EXERCISE: Extract the full listing verbatim and drop any pictures from your copy.

RECORDS TO PROCESS:

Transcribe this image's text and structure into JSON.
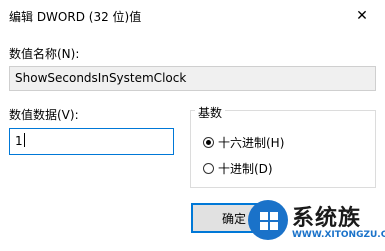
{
  "window": {
    "title": "编辑 DWORD (32 位)值",
    "close_symbol": "✕"
  },
  "value_name": {
    "label": "数值名称(N):",
    "value": "ShowSecondsInSystemClock"
  },
  "value_data": {
    "label": "数值数据(V):",
    "value": "1"
  },
  "base": {
    "title": "基数",
    "options": [
      {
        "label": "十六进制(H)",
        "selected": true
      },
      {
        "label": "十进制(D)",
        "selected": false
      }
    ]
  },
  "buttons": {
    "ok_label": "确定"
  },
  "watermark": {
    "text": "系统族",
    "url": "WWW.XITONGZU.COM"
  },
  "colors": {
    "accent": "#0078d7",
    "watermark_blue": "#1a72c9"
  }
}
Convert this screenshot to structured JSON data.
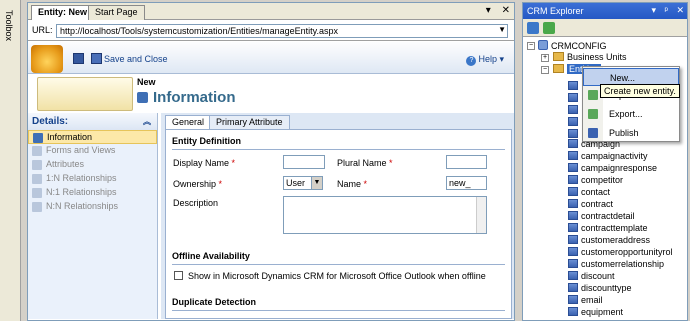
{
  "toolbox": {
    "label": "Toolbox"
  },
  "doc": {
    "tabs": [
      {
        "label": "Entity: New"
      },
      {
        "label": "Start Page"
      }
    ],
    "tab_controls": {
      "dropdown": "▾",
      "close": "✕"
    },
    "url_label": "URL:",
    "url_value": "http://localhost/Tools/systemcustomization/Entities/manageEntity.aspx"
  },
  "crm_header": {
    "save_close_label": "Save and Close",
    "help_label": "Help"
  },
  "page": {
    "new_label": "New",
    "title": "Information"
  },
  "nav": {
    "header": "Details:",
    "items": [
      {
        "label": "Information"
      },
      {
        "label": "Forms and Views"
      },
      {
        "label": "Attributes"
      },
      {
        "label": "1:N Relationships"
      },
      {
        "label": "N:1 Relationships"
      },
      {
        "label": "N:N Relationships"
      }
    ]
  },
  "form": {
    "tabs": [
      {
        "label": "General"
      },
      {
        "label": "Primary Attribute"
      }
    ],
    "entity_definition_title": "Entity Definition",
    "display_name_label": "Display Name",
    "plural_name_label": "Plural Name",
    "ownership_label": "Ownership",
    "ownership_value": "User",
    "name_label": "Name",
    "name_value": "new_",
    "description_label": "Description",
    "required_marker": "*",
    "offline_title": "Offline Availability",
    "offline_checkbox_label": "Show in Microsoft Dynamics CRM for Microsoft Office Outlook when offline",
    "duplicate_title": "Duplicate Detection"
  },
  "explorer": {
    "title": "CRM Explorer",
    "title_controls": {
      "dropdown": "▾",
      "pin": "ᵖ",
      "close": "✕"
    },
    "root": "CRMCONFIG",
    "business_units": "Business Units",
    "entities": "Entities",
    "entity_list": [
      "campaign",
      "campaignactivity",
      "campaignresponse",
      "competitor",
      "contact",
      "contract",
      "contractdetail",
      "contracttemplate",
      "customeraddress",
      "customeropportunityrol",
      "customerrelationship",
      "discount",
      "discounttype",
      "email",
      "equipment"
    ]
  },
  "context_menu": {
    "items": [
      {
        "label": "New..."
      },
      {
        "label": "Import..."
      },
      {
        "label": "Export..."
      },
      {
        "label": "Publish"
      }
    ],
    "tooltip": "Create new entity."
  }
}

RESULT:
Transcribe this image's text and structure into JSON.
{
  "window": {
    "title": "编辑 DWORD (32 位)值",
    "close_symbol": "✕"
  },
  "value_name": {
    "label": "数值名称(N):",
    "value": "ShowSecondsInSystemClock"
  },
  "value_data": {
    "label": "数值数据(V):",
    "value": "1"
  },
  "base": {
    "title": "基数",
    "options": [
      {
        "label": "十六进制(H)",
        "selected": true
      },
      {
        "label": "十进制(D)",
        "selected": false
      }
    ]
  },
  "buttons": {
    "ok_label": "确定"
  },
  "watermark": {
    "text": "系统族",
    "url": "WWW.XITONGZU.COM"
  },
  "colors": {
    "accent": "#0078d7",
    "watermark_blue": "#1a72c9"
  }
}
Convert this screenshot to structured JSON data.
{
  "toolbox": {
    "label": "Toolbox"
  },
  "doc": {
    "tabs": [
      {
        "label": "Entity: New"
      },
      {
        "label": "Start Page"
      }
    ],
    "tab_controls": {
      "dropdown": "▾",
      "close": "✕"
    },
    "url_label": "URL:",
    "url_value": "http://localhost/Tools/systemcustomization/Entities/manageEntity.aspx"
  },
  "crm_header": {
    "save_close_label": "Save and Close",
    "help_label": "Help"
  },
  "page": {
    "new_label": "New",
    "title": "Information"
  },
  "nav": {
    "header": "Details:",
    "items": [
      {
        "label": "Information"
      },
      {
        "label": "Forms and Views"
      },
      {
        "label": "Attributes"
      },
      {
        "label": "1:N Relationships"
      },
      {
        "label": "N:1 Relationships"
      },
      {
        "label": "N:N Relationships"
      }
    ]
  },
  "form": {
    "tabs": [
      {
        "label": "General"
      },
      {
        "label": "Primary Attribute"
      }
    ],
    "entity_definition_title": "Entity Definition",
    "display_name_label": "Display Name",
    "plural_name_label": "Plural Name",
    "ownership_label": "Ownership",
    "ownership_value": "User",
    "name_label": "Name",
    "name_value": "new_",
    "description_label": "Description",
    "required_marker": "*",
    "offline_title": "Offline Availability",
    "offline_checkbox_label": "Show in Microsoft Dynamics CRM for Microsoft Office Outlook when offline",
    "duplicate_title": "Duplicate Detection"
  },
  "explorer": {
    "title": "CRM Explorer",
    "title_controls": {
      "dropdown": "▾",
      "pin": "ᵖ",
      "close": "✕"
    },
    "root": "CRMCONFIG",
    "business_units": "Business Units",
    "entities": "Entities",
    "entity_list": [
      "campaign",
      "campaignactivity",
      "campaignresponse",
      "competitor",
      "contact",
      "contract",
      "contractdetail",
      "contracttemplate",
      "customeraddress",
      "customeropportunityrol",
      "customerrelationship",
      "discount",
      "discounttype",
      "email",
      "equipment"
    ]
  },
  "context_menu": {
    "items": [
      {
        "label": "New..."
      },
      {
        "label": "Import..."
      },
      {
        "label": "Export..."
      },
      {
        "label": "Publish"
      }
    ],
    "tooltip": "Create new entity."
  }
}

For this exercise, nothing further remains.